Objective >> Repeat the entire listing exactly.

[start]

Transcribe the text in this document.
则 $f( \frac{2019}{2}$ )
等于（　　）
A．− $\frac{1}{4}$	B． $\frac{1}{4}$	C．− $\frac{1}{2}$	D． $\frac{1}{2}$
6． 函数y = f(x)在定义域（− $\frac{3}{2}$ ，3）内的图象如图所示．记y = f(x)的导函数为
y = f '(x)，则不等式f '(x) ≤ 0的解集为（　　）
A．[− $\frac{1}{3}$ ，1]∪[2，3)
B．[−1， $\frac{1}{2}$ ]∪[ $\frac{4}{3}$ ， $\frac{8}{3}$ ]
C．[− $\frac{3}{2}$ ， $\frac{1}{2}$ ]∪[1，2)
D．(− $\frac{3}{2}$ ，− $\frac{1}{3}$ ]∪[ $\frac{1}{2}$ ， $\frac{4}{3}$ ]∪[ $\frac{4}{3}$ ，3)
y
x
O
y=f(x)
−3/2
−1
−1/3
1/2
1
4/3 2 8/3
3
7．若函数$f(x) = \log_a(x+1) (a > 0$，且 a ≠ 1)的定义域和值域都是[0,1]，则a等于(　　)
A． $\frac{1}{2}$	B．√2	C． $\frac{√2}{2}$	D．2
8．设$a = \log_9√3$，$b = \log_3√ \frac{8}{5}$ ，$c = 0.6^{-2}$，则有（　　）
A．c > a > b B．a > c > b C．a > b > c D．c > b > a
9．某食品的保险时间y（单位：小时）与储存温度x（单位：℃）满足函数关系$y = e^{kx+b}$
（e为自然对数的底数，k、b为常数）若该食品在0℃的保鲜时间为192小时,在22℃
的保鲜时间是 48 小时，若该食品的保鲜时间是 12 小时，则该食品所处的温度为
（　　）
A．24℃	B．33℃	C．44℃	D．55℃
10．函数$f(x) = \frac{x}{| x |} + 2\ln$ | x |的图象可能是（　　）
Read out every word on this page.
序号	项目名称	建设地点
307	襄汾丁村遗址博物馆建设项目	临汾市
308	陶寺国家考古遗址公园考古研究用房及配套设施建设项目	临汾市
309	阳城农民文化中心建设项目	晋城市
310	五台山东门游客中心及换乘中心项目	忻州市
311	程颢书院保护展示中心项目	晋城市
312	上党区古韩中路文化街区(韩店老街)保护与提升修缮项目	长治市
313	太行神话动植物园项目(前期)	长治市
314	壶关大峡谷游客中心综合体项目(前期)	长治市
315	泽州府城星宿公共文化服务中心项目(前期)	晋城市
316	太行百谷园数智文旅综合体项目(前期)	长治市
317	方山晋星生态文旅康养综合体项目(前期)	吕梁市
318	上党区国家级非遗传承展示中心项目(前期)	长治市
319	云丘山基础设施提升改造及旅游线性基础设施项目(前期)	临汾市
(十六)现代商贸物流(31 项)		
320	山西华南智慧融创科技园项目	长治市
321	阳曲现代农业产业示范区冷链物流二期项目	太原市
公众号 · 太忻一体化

[end]

Task output >>
Transcribe the text in this document.
则 $f( \frac{2019}{2}$ )
等于（　　）
A．− $\frac{1}{4}$	B． $\frac{1}{4}$	C．− $\frac{1}{2}$	D． $\frac{1}{2}$
6． 函数y = f(x)在定义域（− $\frac{3}{2}$ ，3）内的图象如图所示．记y = f(x)的导函数为
y = f '(x)，则不等式f '(x) ≤ 0的解集为（　　）
A．[− $\frac{1}{3}$ ，1]∪[2，3)
B．[−1， $\frac{1}{2}$ ]∪[ $\frac{4}{3}$ ， $\frac{8}{3}$ ]
C．[− $\frac{3}{2}$ ， $\frac{1}{2}$ ]∪[1，2)
D．(− $\frac{3}{2}$ ，− $\frac{1}{3}$ ]∪[ $\frac{1}{2}$ ， $\frac{4}{3}$ ]∪[ $\frac{4}{3}$ ，3)
y
x
O
y=f(x)
−3/2
−1
−1/3
1/2
1
4/3 2 8/3
3
7．若函数$f(x) = \log_a(x+1) (a > 0$，且 a ≠ 1)的定义域和值域都是[0,1]，则a等于(　　)
A． $\frac{1}{2}$	B．√2	C． $\frac{√2}{2}$	D．2
8．设$a = \log_9√3$，$b = \log_3√ \frac{8}{5}$ ，$c = 0.6^{-2}$，则有（　　）
A．c > a > b B．a > c > b C．a > b > c D．c > b > a
9．某食品的保险时间y（单位：小时）与储存温度x（单位：℃）满足函数关系$y = e^{kx+b}$
（e为自然对数的底数，k、b为常数）若该食品在0℃的保鲜时间为192小时,在22℃
的保鲜时间是 48 小时，若该食品的保鲜时间是 12 小时，则该食品所处的温度为
（　　）
A．24℃	B．33℃	C．44℃	D．55℃
10．函数$f(x) = \frac{x}{| x |} + 2\ln$ | x |的图象可能是（　　）
Read out every word on this page.
序号	项目名称	建设地点
307	襄汾丁村遗址博物馆建设项目	临汾市
308	陶寺国家考古遗址公园考古研究用房及配套设施建设项目	临汾市
309	阳城农民文化中心建设项目	晋城市
310	五台山东门游客中心及换乘中心项目	忻州市
311	程颢书院保护展示中心项目	晋城市
312	上党区古韩中路文化街区(韩店老街)保护与提升修缮项目	长治市
313	太行神话动植物园项目(前期)	长治市
314	壶关大峡谷游客中心综合体项目(前期)	长治市
315	泽州府城星宿公共文化服务中心项目(前期)	晋城市
316	太行百谷园数智文旅综合体项目(前期)	长治市
317	方山晋星生态文旅康养综合体项目(前期)	吕梁市
318	上党区国家级非遗传承展示中心项目(前期)	长治市
319	云丘山基础设施提升改造及旅游线性基础设施项目(前期)	临汾市
(十六)现代商贸物流(31 项)		
320	山西华南智慧融创科技园项目	长治市
321	阳曲现代农业产业示范区冷链物流二期项目	太原市
公众号 · 太忻一体化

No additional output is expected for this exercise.